Copy out exactly the lines running from the one with "Convert this screenshot" through the final line, both ends included, and nothing else. Pictures stay out of the copy.
..............................
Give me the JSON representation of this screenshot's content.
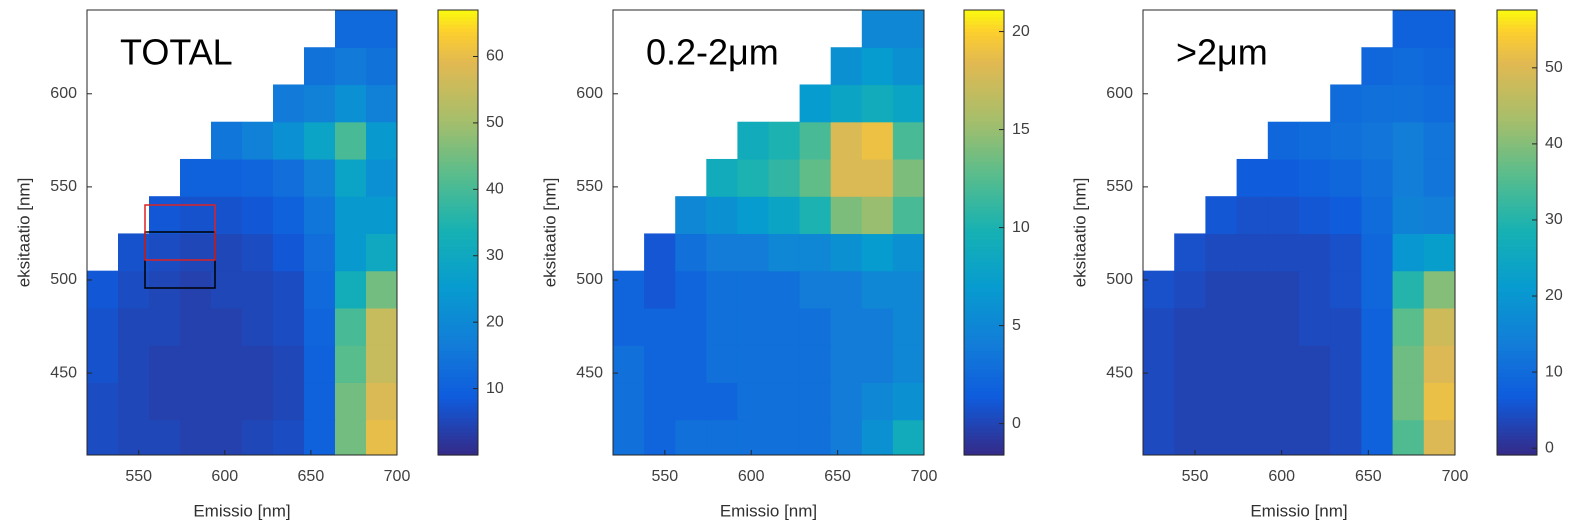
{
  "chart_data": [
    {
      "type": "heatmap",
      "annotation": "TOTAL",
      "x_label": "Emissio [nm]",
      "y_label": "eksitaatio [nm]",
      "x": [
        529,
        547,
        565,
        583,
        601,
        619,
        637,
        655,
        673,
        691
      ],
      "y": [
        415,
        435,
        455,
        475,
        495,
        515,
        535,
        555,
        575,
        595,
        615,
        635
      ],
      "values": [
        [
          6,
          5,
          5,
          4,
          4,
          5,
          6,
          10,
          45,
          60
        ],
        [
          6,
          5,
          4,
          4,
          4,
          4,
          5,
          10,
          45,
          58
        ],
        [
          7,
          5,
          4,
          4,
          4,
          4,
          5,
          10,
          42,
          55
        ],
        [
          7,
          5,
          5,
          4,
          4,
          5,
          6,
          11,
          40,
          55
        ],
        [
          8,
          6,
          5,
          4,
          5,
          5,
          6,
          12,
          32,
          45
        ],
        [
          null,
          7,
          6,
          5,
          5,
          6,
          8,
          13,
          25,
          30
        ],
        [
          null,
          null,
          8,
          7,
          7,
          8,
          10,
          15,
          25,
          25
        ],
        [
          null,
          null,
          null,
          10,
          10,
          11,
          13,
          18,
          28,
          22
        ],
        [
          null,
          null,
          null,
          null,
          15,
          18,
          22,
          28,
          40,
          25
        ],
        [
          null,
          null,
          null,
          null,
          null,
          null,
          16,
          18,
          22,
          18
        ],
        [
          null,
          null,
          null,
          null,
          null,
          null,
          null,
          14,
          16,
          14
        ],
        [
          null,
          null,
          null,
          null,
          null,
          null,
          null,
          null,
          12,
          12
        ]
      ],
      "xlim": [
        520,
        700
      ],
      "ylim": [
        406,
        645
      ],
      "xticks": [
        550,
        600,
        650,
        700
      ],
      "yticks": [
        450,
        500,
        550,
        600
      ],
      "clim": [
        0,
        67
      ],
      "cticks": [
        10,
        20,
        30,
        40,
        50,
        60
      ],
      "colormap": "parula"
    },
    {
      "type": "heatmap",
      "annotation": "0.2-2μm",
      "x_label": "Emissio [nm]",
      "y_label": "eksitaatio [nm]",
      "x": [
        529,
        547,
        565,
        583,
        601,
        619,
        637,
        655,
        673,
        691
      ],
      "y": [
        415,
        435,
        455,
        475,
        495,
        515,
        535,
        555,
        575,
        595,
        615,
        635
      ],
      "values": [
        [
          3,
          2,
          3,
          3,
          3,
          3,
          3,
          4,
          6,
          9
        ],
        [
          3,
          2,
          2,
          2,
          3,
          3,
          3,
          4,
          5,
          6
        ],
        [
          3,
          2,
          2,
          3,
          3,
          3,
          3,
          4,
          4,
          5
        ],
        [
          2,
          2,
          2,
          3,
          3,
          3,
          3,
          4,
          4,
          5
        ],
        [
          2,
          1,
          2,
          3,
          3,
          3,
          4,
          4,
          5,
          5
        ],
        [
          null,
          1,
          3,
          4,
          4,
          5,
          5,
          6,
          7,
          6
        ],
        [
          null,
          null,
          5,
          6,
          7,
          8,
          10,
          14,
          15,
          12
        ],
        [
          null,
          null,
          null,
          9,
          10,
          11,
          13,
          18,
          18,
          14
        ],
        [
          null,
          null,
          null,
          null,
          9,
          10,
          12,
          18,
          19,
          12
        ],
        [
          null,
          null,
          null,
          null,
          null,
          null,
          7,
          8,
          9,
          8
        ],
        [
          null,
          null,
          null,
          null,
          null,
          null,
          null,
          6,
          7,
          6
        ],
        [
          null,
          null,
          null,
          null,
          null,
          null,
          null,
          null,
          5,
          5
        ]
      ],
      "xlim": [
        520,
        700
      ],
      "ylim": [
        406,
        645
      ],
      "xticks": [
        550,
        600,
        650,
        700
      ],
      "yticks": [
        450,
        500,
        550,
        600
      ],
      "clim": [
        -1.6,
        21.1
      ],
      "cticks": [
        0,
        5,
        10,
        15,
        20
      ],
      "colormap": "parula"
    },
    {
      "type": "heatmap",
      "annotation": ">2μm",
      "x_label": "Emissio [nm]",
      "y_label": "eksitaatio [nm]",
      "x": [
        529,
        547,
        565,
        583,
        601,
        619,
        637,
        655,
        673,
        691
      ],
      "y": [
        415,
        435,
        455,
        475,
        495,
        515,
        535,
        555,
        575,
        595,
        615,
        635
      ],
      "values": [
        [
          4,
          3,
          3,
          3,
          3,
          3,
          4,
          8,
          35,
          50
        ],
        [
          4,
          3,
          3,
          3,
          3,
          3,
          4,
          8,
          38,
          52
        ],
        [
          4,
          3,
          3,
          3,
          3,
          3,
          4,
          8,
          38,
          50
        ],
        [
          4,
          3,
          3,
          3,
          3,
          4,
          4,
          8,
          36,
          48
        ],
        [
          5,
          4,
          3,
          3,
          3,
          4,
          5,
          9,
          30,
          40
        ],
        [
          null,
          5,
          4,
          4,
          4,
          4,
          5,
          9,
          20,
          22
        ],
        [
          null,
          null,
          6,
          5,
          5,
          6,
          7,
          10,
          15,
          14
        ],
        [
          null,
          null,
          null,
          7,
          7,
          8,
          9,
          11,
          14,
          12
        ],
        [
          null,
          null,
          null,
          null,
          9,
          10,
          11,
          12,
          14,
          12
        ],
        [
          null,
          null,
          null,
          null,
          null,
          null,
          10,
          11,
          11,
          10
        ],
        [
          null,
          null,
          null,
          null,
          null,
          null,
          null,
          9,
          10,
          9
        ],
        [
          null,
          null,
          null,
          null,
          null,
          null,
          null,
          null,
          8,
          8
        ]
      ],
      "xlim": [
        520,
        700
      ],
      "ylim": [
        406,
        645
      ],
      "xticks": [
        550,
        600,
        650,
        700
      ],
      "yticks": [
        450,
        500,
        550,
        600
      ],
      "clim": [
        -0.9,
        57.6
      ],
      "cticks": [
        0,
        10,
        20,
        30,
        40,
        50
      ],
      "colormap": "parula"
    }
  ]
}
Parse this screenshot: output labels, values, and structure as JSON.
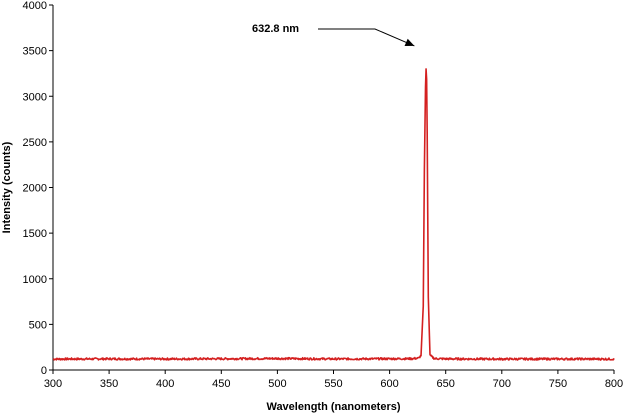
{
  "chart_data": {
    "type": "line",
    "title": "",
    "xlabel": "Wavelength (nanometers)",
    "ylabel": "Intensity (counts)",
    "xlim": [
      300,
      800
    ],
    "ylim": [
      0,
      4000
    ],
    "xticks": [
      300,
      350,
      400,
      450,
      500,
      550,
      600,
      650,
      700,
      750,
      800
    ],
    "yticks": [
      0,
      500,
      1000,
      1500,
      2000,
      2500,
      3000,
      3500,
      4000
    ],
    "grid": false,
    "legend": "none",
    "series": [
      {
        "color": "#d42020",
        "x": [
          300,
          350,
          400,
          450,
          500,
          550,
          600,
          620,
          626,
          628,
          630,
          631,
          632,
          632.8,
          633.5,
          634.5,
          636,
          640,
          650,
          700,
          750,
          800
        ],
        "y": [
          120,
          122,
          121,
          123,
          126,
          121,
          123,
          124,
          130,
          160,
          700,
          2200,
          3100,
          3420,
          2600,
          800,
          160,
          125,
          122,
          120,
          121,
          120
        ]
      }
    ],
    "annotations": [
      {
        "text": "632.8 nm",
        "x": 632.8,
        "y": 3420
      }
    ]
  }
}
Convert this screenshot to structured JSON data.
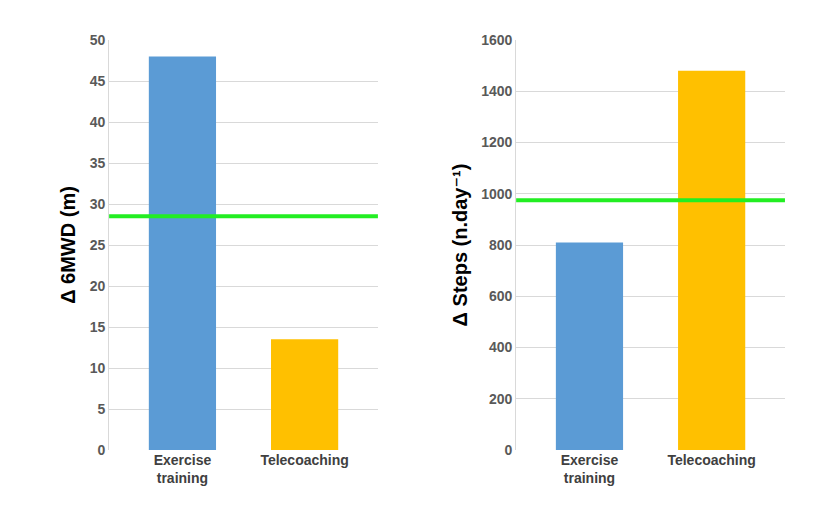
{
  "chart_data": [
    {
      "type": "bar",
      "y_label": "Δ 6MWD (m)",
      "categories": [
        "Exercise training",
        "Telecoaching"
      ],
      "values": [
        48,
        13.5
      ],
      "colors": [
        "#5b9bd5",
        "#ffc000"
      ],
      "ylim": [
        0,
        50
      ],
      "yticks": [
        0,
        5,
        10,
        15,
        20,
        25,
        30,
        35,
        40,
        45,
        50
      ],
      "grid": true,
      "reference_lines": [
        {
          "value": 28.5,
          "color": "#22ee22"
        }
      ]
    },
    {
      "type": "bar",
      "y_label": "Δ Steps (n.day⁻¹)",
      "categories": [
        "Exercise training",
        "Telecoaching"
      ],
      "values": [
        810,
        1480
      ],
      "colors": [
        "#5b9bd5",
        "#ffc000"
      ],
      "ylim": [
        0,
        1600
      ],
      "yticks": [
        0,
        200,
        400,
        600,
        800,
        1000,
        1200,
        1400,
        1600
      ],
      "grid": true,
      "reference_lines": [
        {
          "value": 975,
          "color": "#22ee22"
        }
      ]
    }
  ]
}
..............................
#### Task solution
Convert this screenshot to structured JSON data.
{
  "chart_data": [
    {
      "type": "bar",
      "y_label": "Δ 6MWD (m)",
      "categories": [
        "Exercise training",
        "Telecoaching"
      ],
      "values": [
        48,
        13.5
      ],
      "colors": [
        "#5b9bd5",
        "#ffc000"
      ],
      "ylim": [
        0,
        50
      ],
      "yticks": [
        0,
        5,
        10,
        15,
        20,
        25,
        30,
        35,
        40,
        45,
        50
      ],
      "grid": true,
      "reference_lines": [
        {
          "value": 28.5,
          "color": "#22ee22"
        }
      ]
    },
    {
      "type": "bar",
      "y_label": "Δ Steps (n.day⁻¹)",
      "categories": [
        "Exercise training",
        "Telecoaching"
      ],
      "values": [
        810,
        1480
      ],
      "colors": [
        "#5b9bd5",
        "#ffc000"
      ],
      "ylim": [
        0,
        1600
      ],
      "yticks": [
        0,
        200,
        400,
        600,
        800,
        1000,
        1200,
        1400,
        1600
      ],
      "grid": true,
      "reference_lines": [
        {
          "value": 975,
          "color": "#22ee22"
        }
      ]
    }
  ]
}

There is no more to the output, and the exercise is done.